Exercise objective = Copy out the records word for word, starting with their first line and ending with the line that contains "series-lines [67,48,494,320]".

■ ■ ■ ■ ■ ■ ■

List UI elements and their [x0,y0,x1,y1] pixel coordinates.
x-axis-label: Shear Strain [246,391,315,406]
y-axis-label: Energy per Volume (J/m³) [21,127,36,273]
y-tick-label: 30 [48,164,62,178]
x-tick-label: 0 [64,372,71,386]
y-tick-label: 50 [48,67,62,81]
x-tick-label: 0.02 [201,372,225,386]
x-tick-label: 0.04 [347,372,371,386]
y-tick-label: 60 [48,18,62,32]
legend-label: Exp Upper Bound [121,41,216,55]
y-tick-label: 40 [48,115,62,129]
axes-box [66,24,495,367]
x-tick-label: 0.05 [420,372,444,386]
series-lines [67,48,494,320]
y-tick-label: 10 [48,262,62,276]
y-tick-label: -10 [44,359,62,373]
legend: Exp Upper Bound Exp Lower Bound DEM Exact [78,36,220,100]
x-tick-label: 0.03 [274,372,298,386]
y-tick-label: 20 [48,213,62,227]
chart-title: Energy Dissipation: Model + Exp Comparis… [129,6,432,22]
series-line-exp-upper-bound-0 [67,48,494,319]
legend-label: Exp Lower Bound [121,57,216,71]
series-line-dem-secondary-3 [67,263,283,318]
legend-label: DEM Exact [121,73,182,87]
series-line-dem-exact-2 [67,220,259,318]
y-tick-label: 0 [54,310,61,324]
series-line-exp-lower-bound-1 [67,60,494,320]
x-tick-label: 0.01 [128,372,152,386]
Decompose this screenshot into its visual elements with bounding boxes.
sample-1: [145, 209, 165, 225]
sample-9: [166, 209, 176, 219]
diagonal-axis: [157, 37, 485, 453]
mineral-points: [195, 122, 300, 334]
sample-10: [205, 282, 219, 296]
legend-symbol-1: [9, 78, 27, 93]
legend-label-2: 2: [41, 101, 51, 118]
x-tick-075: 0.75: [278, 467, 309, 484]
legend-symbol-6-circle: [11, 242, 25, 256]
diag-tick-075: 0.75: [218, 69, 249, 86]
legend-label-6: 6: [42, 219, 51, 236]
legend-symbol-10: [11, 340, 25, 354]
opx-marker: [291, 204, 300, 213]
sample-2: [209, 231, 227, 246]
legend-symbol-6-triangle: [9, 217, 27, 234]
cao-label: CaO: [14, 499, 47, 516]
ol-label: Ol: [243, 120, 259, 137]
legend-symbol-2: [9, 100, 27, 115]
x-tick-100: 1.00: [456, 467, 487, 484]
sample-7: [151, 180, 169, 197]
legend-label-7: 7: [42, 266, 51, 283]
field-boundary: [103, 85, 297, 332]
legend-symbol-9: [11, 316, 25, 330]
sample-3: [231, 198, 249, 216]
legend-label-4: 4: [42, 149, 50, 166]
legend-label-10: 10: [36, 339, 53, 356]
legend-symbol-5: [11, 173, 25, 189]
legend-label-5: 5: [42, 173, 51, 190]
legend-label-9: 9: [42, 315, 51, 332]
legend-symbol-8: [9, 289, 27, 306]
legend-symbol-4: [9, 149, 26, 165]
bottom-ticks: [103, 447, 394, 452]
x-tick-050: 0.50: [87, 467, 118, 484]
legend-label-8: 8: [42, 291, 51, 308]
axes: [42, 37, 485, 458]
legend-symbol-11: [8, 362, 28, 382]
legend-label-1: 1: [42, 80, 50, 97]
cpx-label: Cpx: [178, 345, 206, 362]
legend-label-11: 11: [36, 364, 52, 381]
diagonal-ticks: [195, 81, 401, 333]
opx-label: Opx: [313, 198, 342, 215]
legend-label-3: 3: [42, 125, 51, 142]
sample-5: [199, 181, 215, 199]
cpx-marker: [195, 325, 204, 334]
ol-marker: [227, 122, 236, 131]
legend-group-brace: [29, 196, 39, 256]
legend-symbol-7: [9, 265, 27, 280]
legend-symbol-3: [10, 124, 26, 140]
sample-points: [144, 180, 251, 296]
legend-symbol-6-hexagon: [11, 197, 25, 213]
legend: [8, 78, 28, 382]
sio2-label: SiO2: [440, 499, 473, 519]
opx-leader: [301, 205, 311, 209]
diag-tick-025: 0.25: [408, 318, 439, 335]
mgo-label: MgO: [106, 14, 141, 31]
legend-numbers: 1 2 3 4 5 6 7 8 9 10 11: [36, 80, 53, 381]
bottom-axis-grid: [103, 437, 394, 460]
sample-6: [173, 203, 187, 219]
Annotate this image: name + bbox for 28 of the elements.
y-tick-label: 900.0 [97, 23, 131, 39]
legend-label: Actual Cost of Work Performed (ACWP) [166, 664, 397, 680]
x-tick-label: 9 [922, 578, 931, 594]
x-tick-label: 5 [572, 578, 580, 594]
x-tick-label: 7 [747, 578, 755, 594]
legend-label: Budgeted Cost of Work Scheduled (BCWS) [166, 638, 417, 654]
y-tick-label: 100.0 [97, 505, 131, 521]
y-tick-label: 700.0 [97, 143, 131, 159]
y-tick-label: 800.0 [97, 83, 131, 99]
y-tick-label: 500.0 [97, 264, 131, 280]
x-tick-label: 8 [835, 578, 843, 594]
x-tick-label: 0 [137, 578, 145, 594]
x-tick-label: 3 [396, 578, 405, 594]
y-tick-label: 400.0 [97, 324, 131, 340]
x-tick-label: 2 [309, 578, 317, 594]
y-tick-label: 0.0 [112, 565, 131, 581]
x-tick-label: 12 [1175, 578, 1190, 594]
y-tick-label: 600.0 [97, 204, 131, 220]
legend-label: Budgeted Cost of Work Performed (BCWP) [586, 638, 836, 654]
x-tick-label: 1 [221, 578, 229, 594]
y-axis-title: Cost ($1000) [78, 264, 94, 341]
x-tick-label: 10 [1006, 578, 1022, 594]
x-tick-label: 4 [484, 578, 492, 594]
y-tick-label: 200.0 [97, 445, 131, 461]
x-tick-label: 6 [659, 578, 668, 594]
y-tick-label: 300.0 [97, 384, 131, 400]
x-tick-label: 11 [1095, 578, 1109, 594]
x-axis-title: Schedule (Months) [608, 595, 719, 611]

■ ■ ■ ■ ■ ■ ■

Correct response =
List UI elements and their [x0,y0,x1,y1] pixel coordinates.
x-axis-label: Shear Strain [246,391,315,406]
y-axis-label: Energy per Volume (J/m³) [21,127,36,273]
y-tick-label: 30 [48,164,62,178]
x-tick-label: 0 [64,372,71,386]
y-tick-label: 50 [48,67,62,81]
x-tick-label: 0.02 [201,372,225,386]
x-tick-label: 0.04 [347,372,371,386]
y-tick-label: 60 [48,18,62,32]
legend-label: Exp Upper Bound [121,41,216,55]
y-tick-label: 40 [48,115,62,129]
axes-box [66,24,495,367]
x-tick-label: 0.05 [420,372,444,386]
series-lines [67,48,494,320]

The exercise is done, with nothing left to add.